- [Prompt]: Each entry below is to be printed verbatim.

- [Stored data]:
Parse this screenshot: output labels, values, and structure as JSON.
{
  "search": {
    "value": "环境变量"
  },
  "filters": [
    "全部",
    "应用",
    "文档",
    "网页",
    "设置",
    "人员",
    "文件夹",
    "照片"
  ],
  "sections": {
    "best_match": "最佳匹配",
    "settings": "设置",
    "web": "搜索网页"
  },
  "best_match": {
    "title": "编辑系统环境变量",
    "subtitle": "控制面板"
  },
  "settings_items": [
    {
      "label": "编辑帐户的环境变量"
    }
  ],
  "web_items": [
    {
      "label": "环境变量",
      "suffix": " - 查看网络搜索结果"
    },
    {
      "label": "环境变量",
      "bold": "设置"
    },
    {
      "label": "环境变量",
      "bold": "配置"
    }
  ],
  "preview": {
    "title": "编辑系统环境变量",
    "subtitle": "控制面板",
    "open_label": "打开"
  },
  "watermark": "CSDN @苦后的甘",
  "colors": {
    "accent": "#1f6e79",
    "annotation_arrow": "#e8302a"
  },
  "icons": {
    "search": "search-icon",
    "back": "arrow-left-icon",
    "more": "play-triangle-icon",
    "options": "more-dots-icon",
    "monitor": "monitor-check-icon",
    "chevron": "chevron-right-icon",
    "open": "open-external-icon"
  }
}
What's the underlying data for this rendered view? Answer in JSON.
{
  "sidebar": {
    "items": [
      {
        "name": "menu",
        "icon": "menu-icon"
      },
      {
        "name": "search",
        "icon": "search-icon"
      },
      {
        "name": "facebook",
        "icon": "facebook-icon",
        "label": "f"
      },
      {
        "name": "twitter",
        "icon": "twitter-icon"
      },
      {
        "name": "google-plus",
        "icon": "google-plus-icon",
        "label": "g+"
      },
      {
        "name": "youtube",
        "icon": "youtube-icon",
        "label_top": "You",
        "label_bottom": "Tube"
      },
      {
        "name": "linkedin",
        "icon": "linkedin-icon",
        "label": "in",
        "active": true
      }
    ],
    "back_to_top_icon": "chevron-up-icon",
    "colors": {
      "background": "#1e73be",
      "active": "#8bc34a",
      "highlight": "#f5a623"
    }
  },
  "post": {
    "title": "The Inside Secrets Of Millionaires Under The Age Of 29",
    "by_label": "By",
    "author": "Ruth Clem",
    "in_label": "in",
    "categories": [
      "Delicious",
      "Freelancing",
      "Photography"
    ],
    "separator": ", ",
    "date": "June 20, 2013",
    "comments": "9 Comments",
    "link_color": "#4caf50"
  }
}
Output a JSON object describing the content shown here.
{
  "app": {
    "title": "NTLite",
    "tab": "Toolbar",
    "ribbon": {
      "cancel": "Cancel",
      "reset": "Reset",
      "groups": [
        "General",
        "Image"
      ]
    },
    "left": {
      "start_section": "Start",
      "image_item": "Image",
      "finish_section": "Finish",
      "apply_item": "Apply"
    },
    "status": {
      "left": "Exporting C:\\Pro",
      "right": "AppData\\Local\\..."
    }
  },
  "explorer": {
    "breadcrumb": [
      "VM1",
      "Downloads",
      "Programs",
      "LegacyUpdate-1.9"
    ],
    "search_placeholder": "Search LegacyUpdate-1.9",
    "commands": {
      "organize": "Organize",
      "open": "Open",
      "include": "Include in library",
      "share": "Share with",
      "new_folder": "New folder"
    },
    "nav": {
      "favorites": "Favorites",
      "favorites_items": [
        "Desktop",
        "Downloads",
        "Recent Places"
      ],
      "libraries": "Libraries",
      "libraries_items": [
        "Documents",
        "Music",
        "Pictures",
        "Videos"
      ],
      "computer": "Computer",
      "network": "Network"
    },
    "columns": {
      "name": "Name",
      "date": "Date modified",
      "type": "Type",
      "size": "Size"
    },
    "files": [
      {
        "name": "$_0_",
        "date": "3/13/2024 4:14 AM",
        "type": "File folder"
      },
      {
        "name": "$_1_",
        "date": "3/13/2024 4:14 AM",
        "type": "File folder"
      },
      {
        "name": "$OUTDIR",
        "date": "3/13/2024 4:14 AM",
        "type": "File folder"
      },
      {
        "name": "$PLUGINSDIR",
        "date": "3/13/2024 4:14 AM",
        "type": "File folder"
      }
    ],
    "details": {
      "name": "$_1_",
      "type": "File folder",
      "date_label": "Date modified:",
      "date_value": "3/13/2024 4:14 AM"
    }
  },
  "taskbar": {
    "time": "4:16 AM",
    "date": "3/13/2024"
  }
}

- [Correct result]:
Parse this screenshot: output labels, values, and structure as JSON.
{
  "search": {
    "value": "环境变量"
  },
  "filters": [
    "全部",
    "应用",
    "文档",
    "网页",
    "设置",
    "人员",
    "文件夹",
    "照片"
  ],
  "sections": {
    "best_match": "最佳匹配",
    "settings": "设置",
    "web": "搜索网页"
  },
  "best_match": {
    "title": "编辑系统环境变量",
    "subtitle": "控制面板"
  },
  "settings_items": [
    {
      "label": "编辑帐户的环境变量"
    }
  ],
  "web_items": [
    {
      "label": "环境变量",
      "suffix": " - 查看网络搜索结果"
    },
    {
      "label": "环境变量",
      "bold": "设置"
    },
    {
      "label": "环境变量",
      "bold": "配置"
    }
  ],
  "preview": {
    "title": "编辑系统环境变量",
    "subtitle": "控制面板",
    "open_label": "打开"
  },
  "watermark": "CSDN @苦后的甘",
  "colors": {
    "accent": "#1f6e79",
    "annotation_arrow": "#e8302a"
  },
  "icons": {
    "search": "search-icon",
    "back": "arrow-left-icon",
    "more": "play-triangle-icon",
    "options": "more-dots-icon",
    "monitor": "monitor-check-icon",
    "chevron": "chevron-right-icon",
    "open": "open-external-icon"
  }
}
What's the underlying data for this rendered view? Answer in JSON.
{
  "sidebar": {
    "items": [
      {
        "name": "menu",
        "icon": "menu-icon"
      },
      {
        "name": "search",
        "icon": "search-icon"
      },
      {
        "name": "facebook",
        "icon": "facebook-icon",
        "label": "f"
      },
      {
        "name": "twitter",
        "icon": "twitter-icon"
      },
      {
        "name": "google-plus",
        "icon": "google-plus-icon",
        "label": "g+"
      },
      {
        "name": "youtube",
        "icon": "youtube-icon",
        "label_top": "You",
        "label_bottom": "Tube"
      },
      {
        "name": "linkedin",
        "icon": "linkedin-icon",
        "label": "in",
        "active": true
      }
    ],
    "back_to_top_icon": "chevron-up-icon",
    "colors": {
      "background": "#1e73be",
      "active": "#8bc34a",
      "highlight": "#f5a623"
    }
  },
  "post": {
    "title": "The Inside Secrets Of Millionaires Under The Age Of 29",
    "by_label": "By",
    "author": "Ruth Clem",
    "in_label": "in",
    "categories": [
      "Delicious",
      "Freelancing",
      "Photography"
    ],
    "separator": ", ",
    "date": "June 20, 2013",
    "comments": "9 Comments",
    "link_color": "#4caf50"
  }
}
Output a JSON object describing the content shown here.
{
  "app": {
    "title": "NTLite",
    "tab": "Toolbar",
    "ribbon": {
      "cancel": "Cancel",
      "reset": "Reset",
      "groups": [
        "General",
        "Image"
      ]
    },
    "left": {
      "start_section": "Start",
      "image_item": "Image",
      "finish_section": "Finish",
      "apply_item": "Apply"
    },
    "status": {
      "left": "Exporting C:\\Pro",
      "right": "AppData\\Local\\..."
    }
  },
  "explorer": {
    "breadcrumb": [
      "VM1",
      "Downloads",
      "Programs",
      "LegacyUpdate-1.9"
    ],
    "search_placeholder": "Search LegacyUpdate-1.9",
    "commands": {
      "organize": "Organize",
      "open": "Open",
      "include": "Include in library",
      "share": "Share with",
      "new_folder": "New folder"
    },
    "nav": {
      "favorites": "Favorites",
      "favorites_items": [
        "Desktop",
        "Downloads",
        "Recent Places"
      ],
      "libraries": "Libraries",
      "libraries_items": [
        "Documents",
        "Music",
        "Pictures",
        "Videos"
      ],
      "computer": "Computer",
      "network": "Network"
    },
    "columns": {
      "name": "Name",
      "date": "Date modified",
      "type": "Type",
      "size": "Size"
    },
    "files": [
      {
        "name": "$_0_",
        "date": "3/13/2024 4:14 AM",
        "type": "File folder"
      },
      {
        "name": "$_1_",
        "date": "3/13/2024 4:14 AM",
        "type": "File folder"
      },
      {
        "name": "$OUTDIR",
        "date": "3/13/2024 4:14 AM",
        "type": "File folder"
      },
      {
        "name": "$PLUGINSDIR",
        "date": "3/13/2024 4:14 AM",
        "type": "File folder"
      }
    ],
    "details": {
      "name": "$_1_",
      "type": "File folder",
      "date_label": "Date modified:",
      "date_value": "3/13/2024 4:14 AM"
    }
  },
  "taskbar": {
    "time": "4:16 AM",
    "date": "3/13/2024"
  }
}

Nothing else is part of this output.